Only the number is wanted: count the lines in the data with "rights" in them.

start LISTED ENTRIES

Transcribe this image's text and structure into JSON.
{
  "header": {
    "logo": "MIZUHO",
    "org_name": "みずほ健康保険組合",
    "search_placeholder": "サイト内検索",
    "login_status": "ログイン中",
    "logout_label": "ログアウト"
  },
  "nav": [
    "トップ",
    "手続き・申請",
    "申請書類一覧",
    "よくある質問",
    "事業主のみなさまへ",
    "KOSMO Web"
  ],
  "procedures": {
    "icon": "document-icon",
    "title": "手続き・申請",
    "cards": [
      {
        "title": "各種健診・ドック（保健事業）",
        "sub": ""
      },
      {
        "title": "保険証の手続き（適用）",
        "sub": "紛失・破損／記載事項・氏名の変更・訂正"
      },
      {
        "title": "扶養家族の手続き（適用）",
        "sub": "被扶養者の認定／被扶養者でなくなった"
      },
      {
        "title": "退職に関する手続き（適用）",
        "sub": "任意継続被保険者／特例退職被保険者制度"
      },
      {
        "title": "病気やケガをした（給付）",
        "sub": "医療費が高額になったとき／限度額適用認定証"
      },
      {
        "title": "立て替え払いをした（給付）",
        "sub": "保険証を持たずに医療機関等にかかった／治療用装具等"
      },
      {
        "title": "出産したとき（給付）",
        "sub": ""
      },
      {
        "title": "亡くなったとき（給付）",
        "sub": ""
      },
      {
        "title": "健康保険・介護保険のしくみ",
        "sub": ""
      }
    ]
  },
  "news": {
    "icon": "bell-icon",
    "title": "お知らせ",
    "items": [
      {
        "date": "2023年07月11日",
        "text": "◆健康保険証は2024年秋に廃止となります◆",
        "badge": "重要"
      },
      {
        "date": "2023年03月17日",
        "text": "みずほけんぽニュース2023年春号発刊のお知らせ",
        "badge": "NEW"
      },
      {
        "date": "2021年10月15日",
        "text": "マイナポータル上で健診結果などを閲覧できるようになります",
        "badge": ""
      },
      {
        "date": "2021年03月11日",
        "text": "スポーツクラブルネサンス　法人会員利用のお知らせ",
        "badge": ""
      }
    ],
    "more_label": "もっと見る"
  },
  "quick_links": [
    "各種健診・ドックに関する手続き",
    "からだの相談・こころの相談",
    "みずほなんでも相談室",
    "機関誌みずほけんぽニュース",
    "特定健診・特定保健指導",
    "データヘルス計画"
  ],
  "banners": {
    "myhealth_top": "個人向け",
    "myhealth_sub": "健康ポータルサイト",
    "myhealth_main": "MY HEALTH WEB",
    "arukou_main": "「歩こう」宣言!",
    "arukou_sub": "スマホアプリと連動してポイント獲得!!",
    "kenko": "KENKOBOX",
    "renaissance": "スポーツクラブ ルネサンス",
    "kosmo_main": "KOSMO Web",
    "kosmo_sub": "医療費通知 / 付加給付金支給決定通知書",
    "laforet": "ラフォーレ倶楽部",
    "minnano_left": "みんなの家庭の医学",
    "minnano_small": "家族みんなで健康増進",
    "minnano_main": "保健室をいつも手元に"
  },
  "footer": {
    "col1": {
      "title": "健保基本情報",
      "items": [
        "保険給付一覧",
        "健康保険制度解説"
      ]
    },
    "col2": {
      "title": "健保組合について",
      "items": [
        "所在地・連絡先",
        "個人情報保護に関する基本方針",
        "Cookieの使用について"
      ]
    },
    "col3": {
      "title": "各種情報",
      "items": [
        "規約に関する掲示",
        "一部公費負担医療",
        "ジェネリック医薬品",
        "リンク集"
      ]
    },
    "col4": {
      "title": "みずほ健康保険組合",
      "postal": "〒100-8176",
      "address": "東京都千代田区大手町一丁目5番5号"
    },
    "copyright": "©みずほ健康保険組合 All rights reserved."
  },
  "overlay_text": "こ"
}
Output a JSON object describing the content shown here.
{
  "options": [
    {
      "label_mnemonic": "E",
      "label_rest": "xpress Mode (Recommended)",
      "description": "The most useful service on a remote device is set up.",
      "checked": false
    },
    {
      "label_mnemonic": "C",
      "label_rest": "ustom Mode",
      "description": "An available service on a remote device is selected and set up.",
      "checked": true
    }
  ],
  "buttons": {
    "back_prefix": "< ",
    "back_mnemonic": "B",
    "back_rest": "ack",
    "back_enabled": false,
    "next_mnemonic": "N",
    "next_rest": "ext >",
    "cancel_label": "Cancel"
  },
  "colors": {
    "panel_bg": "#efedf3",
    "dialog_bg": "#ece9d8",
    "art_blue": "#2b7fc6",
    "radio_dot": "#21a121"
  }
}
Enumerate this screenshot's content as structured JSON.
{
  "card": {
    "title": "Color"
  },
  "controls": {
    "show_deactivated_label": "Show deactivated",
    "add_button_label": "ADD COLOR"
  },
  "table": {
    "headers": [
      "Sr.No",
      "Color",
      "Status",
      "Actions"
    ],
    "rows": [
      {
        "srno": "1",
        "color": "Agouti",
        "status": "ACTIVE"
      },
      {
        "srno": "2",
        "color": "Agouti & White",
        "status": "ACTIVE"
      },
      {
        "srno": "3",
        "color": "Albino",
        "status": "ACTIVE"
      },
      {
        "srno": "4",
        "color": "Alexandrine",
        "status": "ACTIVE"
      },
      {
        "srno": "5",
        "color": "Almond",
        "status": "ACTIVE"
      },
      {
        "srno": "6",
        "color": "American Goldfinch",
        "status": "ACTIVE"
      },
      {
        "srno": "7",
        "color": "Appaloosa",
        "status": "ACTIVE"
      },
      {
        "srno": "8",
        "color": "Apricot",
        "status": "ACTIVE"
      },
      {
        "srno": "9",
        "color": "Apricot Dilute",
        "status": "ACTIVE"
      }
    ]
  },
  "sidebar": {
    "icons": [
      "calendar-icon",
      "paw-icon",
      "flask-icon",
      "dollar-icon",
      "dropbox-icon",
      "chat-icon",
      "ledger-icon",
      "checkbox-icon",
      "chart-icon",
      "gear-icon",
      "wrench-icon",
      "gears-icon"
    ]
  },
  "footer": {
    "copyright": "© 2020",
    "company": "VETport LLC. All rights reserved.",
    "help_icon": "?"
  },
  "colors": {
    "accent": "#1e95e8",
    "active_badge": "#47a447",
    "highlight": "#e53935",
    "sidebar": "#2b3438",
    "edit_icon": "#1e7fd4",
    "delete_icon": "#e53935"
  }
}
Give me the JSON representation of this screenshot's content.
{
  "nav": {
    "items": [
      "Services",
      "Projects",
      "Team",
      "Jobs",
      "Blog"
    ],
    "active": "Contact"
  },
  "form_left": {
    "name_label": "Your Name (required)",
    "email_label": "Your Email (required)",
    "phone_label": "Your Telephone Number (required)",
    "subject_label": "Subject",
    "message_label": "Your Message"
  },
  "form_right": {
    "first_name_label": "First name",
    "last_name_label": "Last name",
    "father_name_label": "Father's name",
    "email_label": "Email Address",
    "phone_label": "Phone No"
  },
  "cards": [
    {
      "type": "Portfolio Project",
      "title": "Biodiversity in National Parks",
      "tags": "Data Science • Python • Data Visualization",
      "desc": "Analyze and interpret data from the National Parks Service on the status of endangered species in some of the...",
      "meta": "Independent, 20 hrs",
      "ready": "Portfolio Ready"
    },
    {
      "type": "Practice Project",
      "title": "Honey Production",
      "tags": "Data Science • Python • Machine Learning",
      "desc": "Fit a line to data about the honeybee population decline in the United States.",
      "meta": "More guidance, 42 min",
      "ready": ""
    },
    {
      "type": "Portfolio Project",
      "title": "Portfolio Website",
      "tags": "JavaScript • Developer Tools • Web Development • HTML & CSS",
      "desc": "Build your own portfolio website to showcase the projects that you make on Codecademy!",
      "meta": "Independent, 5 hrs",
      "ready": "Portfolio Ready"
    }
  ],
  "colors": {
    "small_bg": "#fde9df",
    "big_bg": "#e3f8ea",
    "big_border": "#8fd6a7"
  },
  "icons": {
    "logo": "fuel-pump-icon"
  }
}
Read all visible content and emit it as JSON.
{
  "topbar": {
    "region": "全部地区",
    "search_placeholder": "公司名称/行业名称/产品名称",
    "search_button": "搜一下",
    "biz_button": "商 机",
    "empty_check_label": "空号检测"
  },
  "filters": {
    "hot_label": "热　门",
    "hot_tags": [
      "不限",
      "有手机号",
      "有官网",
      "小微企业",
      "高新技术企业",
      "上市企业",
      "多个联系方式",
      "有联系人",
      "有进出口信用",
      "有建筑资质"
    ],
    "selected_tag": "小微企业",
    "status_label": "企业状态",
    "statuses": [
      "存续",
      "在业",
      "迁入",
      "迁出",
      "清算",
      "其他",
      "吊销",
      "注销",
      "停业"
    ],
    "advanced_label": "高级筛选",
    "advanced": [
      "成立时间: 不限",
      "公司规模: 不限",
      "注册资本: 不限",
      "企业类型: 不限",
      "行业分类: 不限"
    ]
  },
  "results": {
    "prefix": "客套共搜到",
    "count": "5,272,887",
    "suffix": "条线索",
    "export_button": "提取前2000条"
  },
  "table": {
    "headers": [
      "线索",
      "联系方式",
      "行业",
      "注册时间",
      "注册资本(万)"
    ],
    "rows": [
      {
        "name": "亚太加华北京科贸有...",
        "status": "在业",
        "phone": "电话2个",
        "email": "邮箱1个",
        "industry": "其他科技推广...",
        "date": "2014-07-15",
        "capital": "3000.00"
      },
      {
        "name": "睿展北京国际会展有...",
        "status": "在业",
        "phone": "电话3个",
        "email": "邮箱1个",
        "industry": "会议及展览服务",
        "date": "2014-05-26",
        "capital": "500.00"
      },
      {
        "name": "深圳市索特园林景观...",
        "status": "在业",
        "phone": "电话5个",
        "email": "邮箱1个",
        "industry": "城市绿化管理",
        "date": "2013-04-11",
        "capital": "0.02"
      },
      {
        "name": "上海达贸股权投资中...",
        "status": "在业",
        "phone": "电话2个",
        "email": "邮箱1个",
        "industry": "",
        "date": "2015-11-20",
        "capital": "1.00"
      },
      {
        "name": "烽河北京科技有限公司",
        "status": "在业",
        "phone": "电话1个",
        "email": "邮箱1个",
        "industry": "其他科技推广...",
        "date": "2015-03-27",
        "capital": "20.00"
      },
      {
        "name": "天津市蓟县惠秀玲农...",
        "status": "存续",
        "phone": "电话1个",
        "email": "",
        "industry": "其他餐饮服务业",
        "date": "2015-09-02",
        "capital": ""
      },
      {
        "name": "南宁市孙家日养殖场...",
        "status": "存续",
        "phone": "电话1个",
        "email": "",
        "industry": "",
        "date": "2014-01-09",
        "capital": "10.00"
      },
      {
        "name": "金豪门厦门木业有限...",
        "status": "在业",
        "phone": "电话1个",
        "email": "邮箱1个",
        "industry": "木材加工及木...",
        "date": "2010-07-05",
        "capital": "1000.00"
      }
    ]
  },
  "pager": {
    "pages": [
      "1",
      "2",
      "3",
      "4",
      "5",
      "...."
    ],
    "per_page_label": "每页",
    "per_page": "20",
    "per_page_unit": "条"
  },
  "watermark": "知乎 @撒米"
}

end LISTED ENTRIES

- [REPLY]:
2